(Stored data entries)
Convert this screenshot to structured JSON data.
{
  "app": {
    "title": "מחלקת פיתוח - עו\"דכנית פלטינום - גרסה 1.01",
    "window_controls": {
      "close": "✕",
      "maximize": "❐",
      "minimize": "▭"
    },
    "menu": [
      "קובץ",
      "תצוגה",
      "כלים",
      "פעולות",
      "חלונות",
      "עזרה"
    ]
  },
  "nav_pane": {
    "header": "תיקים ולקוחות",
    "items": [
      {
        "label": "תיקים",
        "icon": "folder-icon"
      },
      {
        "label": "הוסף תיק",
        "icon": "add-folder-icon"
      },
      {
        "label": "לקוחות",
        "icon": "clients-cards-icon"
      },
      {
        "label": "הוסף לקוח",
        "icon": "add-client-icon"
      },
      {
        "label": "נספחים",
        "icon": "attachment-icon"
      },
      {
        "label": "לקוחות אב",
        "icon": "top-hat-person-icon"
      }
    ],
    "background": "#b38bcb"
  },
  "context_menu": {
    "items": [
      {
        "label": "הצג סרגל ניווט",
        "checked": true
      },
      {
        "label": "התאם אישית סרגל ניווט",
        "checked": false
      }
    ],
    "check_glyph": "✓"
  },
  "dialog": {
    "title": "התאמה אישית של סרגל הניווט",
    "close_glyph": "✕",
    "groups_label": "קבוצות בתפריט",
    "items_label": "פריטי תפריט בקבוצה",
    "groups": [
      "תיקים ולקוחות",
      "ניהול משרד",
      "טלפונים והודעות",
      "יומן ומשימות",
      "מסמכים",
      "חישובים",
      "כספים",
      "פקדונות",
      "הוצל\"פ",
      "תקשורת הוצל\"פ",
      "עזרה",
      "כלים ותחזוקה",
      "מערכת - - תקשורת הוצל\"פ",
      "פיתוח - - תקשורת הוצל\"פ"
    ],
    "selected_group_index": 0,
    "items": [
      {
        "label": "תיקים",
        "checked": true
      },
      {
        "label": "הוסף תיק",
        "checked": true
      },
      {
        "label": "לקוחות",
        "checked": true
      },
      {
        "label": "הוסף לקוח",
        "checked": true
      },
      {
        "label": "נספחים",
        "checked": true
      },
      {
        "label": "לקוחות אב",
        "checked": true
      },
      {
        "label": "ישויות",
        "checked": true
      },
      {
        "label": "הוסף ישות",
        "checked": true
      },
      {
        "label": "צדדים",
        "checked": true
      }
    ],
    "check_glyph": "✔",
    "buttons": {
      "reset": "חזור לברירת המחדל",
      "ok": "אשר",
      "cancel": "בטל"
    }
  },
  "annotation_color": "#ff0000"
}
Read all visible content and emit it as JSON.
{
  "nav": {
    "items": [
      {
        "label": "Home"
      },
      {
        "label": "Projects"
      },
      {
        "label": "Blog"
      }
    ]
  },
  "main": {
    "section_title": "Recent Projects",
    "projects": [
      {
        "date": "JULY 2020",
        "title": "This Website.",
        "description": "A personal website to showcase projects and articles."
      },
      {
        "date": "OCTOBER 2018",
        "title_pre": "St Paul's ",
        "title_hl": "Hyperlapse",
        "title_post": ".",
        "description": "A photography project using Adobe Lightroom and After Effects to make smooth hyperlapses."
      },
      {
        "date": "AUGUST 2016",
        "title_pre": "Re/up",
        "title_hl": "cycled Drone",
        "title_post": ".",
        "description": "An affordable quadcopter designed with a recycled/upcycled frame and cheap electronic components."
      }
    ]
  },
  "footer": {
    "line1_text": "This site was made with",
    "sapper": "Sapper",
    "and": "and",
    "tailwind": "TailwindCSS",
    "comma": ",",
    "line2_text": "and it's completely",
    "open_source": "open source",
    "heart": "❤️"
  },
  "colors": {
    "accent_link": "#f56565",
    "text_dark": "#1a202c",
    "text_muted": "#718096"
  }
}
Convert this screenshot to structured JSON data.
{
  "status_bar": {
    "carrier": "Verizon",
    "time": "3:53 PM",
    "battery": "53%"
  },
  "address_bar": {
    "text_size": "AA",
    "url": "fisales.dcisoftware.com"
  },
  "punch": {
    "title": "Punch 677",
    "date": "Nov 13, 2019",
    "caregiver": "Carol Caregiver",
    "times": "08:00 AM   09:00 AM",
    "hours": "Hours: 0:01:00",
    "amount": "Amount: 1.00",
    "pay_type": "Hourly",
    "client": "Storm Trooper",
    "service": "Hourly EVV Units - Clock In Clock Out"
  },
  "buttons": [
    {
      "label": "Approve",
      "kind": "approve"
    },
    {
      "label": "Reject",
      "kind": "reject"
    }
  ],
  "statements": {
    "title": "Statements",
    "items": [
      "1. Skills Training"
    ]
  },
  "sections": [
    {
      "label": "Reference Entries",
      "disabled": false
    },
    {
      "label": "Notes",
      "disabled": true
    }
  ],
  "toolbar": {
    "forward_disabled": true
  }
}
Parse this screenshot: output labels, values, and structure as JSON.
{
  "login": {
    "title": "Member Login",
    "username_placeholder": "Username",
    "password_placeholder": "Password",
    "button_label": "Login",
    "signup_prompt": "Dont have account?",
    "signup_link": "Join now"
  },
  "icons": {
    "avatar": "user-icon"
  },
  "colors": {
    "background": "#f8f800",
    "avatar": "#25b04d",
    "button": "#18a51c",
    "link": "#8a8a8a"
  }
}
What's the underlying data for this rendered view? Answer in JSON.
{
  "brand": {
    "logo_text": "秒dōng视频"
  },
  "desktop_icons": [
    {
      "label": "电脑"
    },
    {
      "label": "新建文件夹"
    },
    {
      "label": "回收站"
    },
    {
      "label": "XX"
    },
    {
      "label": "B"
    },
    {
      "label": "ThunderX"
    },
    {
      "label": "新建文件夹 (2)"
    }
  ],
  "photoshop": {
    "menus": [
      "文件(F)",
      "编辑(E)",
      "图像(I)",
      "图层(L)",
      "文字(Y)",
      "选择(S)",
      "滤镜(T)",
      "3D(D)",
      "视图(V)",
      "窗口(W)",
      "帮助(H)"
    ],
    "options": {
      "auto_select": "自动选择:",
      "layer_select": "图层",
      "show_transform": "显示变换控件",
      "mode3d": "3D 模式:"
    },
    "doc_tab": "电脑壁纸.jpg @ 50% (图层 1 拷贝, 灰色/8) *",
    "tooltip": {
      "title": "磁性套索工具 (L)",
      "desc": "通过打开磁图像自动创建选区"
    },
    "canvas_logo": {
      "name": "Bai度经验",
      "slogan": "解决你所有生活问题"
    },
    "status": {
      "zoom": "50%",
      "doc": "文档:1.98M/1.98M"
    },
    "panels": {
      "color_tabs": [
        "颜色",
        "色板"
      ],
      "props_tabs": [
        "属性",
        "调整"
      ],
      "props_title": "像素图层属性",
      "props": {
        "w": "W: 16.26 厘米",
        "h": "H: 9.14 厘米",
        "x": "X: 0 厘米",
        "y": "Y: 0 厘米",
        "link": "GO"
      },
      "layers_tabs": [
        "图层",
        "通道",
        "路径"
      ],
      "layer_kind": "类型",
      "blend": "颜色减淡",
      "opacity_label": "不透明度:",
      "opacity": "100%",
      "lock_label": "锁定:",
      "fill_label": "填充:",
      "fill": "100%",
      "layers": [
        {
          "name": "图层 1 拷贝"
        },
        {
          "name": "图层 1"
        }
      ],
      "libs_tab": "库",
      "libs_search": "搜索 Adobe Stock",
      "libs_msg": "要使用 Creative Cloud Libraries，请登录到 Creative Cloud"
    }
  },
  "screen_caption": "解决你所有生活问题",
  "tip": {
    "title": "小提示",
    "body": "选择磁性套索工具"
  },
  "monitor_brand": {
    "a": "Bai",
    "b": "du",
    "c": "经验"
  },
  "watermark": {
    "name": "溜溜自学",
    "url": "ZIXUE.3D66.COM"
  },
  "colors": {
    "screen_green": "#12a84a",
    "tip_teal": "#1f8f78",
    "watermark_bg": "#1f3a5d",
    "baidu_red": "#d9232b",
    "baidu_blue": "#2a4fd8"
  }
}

> **GIVEN REQUEST**
List the lines that contain the word "Hourly".

> **ANSWER BELOW**
    "pay_type": "Hourly",
    "service": "Hourly EVV Units - Clock In Clock Out"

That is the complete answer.